ASSIGNED TASK >>
Please write out every entry below, word for word.

DATA PROVIDED >>
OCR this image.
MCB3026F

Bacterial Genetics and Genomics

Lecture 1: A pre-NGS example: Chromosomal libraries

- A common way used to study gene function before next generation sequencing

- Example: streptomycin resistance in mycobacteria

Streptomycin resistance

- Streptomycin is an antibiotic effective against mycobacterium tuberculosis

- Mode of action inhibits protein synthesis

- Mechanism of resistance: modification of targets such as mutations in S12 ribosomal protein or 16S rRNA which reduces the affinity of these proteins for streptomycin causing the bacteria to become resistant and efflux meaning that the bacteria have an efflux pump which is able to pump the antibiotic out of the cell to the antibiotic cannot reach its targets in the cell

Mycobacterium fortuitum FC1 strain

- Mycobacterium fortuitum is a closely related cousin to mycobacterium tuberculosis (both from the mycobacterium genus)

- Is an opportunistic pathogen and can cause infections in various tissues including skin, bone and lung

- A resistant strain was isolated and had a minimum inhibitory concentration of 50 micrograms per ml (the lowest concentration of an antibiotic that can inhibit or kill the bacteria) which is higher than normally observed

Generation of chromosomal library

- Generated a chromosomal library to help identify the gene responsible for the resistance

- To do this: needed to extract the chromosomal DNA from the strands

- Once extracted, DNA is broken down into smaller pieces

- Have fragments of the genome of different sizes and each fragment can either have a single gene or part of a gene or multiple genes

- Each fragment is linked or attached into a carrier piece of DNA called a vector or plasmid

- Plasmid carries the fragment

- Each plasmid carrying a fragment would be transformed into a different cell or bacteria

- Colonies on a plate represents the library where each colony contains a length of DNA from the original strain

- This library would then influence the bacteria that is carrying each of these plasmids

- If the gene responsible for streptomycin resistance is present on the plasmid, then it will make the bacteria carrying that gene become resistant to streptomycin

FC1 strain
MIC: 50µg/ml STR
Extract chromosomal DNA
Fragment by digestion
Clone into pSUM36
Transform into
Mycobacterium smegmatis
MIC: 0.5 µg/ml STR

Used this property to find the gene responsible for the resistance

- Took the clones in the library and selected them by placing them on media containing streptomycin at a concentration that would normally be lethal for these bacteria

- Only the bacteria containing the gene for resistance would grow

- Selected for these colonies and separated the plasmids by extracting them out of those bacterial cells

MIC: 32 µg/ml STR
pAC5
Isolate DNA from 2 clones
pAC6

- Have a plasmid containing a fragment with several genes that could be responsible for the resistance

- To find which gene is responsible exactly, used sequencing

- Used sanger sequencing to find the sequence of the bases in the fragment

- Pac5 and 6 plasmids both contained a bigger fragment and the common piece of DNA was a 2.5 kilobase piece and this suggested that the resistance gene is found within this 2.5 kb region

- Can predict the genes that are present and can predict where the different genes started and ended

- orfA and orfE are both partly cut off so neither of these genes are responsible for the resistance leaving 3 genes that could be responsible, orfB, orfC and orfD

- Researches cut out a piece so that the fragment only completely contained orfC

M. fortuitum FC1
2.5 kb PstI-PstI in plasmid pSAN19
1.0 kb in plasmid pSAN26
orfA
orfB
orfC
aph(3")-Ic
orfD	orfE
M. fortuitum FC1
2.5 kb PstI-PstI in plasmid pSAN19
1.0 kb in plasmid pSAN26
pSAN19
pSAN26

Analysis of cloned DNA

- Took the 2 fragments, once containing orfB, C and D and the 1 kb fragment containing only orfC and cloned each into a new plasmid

EXERCISE ANSWER >>
OCR this image.
MCB3026F

Bacterial Genetics and Genomics

Lecture 1: A pre-NGS example: Chromosomal libraries

- A common way used to study gene function before next generation sequencing

- Example: streptomycin resistance in mycobacteria

Streptomycin resistance

- Streptomycin is an antibiotic effective against mycobacterium tuberculosis

- Mode of action inhibits protein synthesis

- Mechanism of resistance: modification of targets such as mutations in S12 ribosomal protein or 16S rRNA which reduces the affinity of these proteins for streptomycin causing the bacteria to become resistant and efflux meaning that the bacteria have an efflux pump which is able to pump the antibiotic out of the cell to the antibiotic cannot reach its targets in the cell

Mycobacterium fortuitum FC1 strain

- Mycobacterium fortuitum is a closely related cousin to mycobacterium tuberculosis (both from the mycobacterium genus)

- Is an opportunistic pathogen and can cause infections in various tissues including skin, bone and lung

- A resistant strain was isolated and had a minimum inhibitory concentration of 50 micrograms per ml (the lowest concentration of an antibiotic that can inhibit or kill the bacteria) which is higher than normally observed

Generation of chromosomal library

- Generated a chromosomal library to help identify the gene responsible for the resistance

- To do this: needed to extract the chromosomal DNA from the strands

- Once extracted, DNA is broken down into smaller pieces

- Have fragments of the genome of different sizes and each fragment can either have a single gene or part of a gene or multiple genes

- Each fragment is linked or attached into a carrier piece of DNA called a vector or plasmid

- Plasmid carries the fragment

- Each plasmid carrying a fragment would be transformed into a different cell or bacteria

- Colonies on a plate represents the library where each colony contains a length of DNA from the original strain

- This library would then influence the bacteria that is carrying each of these plasmids

- If the gene responsible for streptomycin resistance is present on the plasmid, then it will make the bacteria carrying that gene become resistant to streptomycin

FC1 strain
MIC: 50µg/ml STR
Extract chromosomal DNA
Fragment by digestion
Clone into pSUM36
Transform into
Mycobacterium smegmatis
MIC: 0.5 µg/ml STR

Used this property to find the gene responsible for the resistance

- Took the clones in the library and selected them by placing them on media containing streptomycin at a concentration that would normally be lethal for these bacteria

- Only the bacteria containing the gene for resistance would grow

- Selected for these colonies and separated the plasmids by extracting them out of those bacterial cells

MIC: 32 µg/ml STR
pAC5
Isolate DNA from 2 clones
pAC6

- Have a plasmid containing a fragment with several genes that could be responsible for the resistance

- To find which gene is responsible exactly, used sequencing

- Used sanger sequencing to find the sequence of the bases in the fragment

- Pac5 and 6 plasmids both contained a bigger fragment and the common piece of DNA was a 2.5 kilobase piece and this suggested that the resistance gene is found within this 2.5 kb region

- Can predict the genes that are present and can predict where the different genes started and ended

- orfA and orfE are both partly cut off so neither of these genes are responsible for the resistance leaving 3 genes that could be responsible, orfB, orfC and orfD

- Researches cut out a piece so that the fragment only completely contained orfC

M. fortuitum FC1
2.5 kb PstI-PstI in plasmid pSAN19
1.0 kb in plasmid pSAN26
orfA
orfB
orfC
aph(3")-Ic
orfD	orfE
M. fortuitum FC1
2.5 kb PstI-PstI in plasmid pSAN19
1.0 kb in plasmid pSAN26
pSAN19
pSAN26

Analysis of cloned DNA

- Took the 2 fragments, once containing orfB, C and D and the 1 kb fragment containing only orfC and cloned each into a new plasmid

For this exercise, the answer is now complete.